═══ Brano scelto

Poesie per un anno 120 – Jolanda Insana

di Francesco Paolo Memmo

 

Di Jolanda Insana (18 maggio 1937 – 27 ottobre 2016) è uscito l’anno scorso un prezioso volume antologico («A schiere le parole. Poesie scelte con prose e versi inediti», a cura di Anna Mauceri, Marcos y Marcos, 2024), con testi che vanno da «Sciarra amara», che nel 1977 segnò l’esordio della poeta siciliana, al postumo «Cronologia delle lesioni» (2017), con la ricca appendice promessa dal sottotitolo.

La forza della poesia di Insana è tutta nell’esercizio di risanamento di una «lingua malata», qual è l’italiano cristallizzato nell’uso, attraverso l’assunzione di una neolingua che rimescola la lingua di oggi e quella di ieri, il letterario e il volgare, il dialetto e il latino, con continue invenzioni che rivitalizzano lessico e sintassi, scomposizioni e ricomposizioni di parole destinate ad assumere un nuovo, inedito significato («scannaparole e gabbalessemi», così si definisce la Insana), opponendo suoni che possono essere anche aspri e cupi all’insopportabile lirismo di una tradizione che non si è mai veramente distaccata dal canone petrarchesco.

══════
═══ Dati da esaminare

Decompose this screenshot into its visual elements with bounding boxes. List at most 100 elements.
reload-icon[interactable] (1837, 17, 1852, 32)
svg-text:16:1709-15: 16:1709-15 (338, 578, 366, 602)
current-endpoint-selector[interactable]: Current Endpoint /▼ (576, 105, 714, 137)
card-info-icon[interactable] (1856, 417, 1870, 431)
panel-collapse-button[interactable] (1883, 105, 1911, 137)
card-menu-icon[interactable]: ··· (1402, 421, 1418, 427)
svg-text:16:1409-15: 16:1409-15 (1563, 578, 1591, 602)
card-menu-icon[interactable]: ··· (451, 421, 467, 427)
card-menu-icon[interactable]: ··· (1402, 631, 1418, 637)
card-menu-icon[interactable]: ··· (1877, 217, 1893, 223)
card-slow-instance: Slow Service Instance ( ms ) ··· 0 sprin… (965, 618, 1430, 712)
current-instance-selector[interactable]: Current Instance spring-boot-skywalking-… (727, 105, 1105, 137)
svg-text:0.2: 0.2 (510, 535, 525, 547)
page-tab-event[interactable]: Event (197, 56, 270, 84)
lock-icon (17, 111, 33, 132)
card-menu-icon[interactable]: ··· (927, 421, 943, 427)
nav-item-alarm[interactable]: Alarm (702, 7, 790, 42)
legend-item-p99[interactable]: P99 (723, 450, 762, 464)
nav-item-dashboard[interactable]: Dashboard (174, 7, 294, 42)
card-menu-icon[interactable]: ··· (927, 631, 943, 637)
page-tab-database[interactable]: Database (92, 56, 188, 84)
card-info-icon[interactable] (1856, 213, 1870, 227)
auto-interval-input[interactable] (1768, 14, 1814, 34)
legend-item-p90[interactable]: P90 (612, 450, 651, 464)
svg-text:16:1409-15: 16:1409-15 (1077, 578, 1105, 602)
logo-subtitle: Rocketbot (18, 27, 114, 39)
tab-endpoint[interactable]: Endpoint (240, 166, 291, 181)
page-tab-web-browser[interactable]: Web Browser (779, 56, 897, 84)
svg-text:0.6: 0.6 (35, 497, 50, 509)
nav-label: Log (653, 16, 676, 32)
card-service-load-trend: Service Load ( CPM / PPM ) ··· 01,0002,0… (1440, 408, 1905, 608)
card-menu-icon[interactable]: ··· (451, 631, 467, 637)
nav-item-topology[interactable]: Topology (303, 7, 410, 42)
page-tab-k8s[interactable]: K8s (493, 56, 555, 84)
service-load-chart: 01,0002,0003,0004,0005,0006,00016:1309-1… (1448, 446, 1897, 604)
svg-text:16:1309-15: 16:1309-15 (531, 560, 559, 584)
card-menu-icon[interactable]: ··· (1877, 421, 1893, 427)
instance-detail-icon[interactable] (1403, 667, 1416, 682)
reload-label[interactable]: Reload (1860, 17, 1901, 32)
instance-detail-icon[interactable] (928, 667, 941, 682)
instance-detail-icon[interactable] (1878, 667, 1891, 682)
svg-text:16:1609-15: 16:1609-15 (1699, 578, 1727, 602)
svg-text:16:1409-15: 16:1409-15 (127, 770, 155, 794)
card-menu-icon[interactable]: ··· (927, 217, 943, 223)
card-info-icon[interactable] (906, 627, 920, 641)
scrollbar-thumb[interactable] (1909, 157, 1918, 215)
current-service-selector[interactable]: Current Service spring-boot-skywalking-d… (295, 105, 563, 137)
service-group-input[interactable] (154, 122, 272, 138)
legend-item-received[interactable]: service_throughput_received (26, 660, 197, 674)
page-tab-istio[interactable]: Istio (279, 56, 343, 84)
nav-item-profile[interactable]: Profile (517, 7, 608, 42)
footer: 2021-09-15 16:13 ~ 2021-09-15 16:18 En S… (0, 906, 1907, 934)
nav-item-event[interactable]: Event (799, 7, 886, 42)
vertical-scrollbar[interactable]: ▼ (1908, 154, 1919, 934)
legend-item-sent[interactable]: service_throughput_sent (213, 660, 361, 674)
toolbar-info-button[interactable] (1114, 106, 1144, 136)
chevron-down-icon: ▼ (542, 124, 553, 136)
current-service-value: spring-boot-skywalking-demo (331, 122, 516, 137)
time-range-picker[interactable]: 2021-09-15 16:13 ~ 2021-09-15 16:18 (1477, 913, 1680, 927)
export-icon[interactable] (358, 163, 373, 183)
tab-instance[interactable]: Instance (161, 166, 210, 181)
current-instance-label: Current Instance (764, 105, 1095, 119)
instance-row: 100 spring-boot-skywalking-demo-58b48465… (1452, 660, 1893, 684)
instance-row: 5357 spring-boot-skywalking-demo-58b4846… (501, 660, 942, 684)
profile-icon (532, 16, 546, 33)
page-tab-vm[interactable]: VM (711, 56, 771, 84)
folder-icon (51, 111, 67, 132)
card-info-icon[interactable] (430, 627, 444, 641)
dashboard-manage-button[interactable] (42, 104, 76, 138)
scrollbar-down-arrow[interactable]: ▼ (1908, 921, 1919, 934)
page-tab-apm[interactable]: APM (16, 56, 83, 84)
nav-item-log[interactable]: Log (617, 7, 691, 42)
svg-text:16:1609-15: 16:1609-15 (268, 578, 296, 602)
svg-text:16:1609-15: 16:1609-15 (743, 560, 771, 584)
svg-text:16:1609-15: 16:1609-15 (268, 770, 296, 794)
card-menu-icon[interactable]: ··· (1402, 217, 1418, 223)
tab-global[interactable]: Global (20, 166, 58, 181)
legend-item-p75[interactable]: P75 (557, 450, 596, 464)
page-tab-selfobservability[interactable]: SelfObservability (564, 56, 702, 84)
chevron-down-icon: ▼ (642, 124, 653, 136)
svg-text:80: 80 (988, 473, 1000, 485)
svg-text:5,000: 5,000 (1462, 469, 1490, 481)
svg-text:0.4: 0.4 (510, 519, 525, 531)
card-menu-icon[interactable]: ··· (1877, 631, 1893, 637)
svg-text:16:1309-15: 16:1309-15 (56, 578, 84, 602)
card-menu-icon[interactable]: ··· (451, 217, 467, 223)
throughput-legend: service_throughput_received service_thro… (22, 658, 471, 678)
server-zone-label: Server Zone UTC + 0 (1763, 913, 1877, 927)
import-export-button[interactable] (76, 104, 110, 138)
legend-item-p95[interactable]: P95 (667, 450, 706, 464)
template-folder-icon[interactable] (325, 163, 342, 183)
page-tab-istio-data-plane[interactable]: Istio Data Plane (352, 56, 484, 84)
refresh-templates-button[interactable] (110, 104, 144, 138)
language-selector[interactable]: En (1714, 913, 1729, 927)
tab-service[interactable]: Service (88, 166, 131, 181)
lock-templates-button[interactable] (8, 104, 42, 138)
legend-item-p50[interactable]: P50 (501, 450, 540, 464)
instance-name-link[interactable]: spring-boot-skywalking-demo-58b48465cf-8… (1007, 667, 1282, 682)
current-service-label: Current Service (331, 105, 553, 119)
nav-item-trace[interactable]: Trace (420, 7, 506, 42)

══════

Si prosegua il brano su Jolanda Insana partendo dalla sua ultima frase. Il materiale non ha alcun legame con il brano su Jolanda Insana.

Nella scrittura della Insana, dice lei stessa di sé parlando, «ci sono rugosità e spigoli taglienti, coltellate di bellezza sul ventre molle della vita e pugni allo stomaco, brividi di cupezza e gridi d’esultanza e libertà, spudoratezze e coprolalie in funzione di mascheramento protettivo, per troppo pudore del sentimento, per troppa tenerezza».

Perché poi, con quelle sole armi a disposizione, la vera battaglia da combattere è quella che in un mondo sostanzialmente ostile e malato («La stortura» si intitola la sua raccolta del 2002) ci vede impegnati a difenderci dai fantasmi della morte: «Pupara sono / e faccio teatrino con due soli pupi / lei e lei / lei si chiama vita / e lei si chiama morte».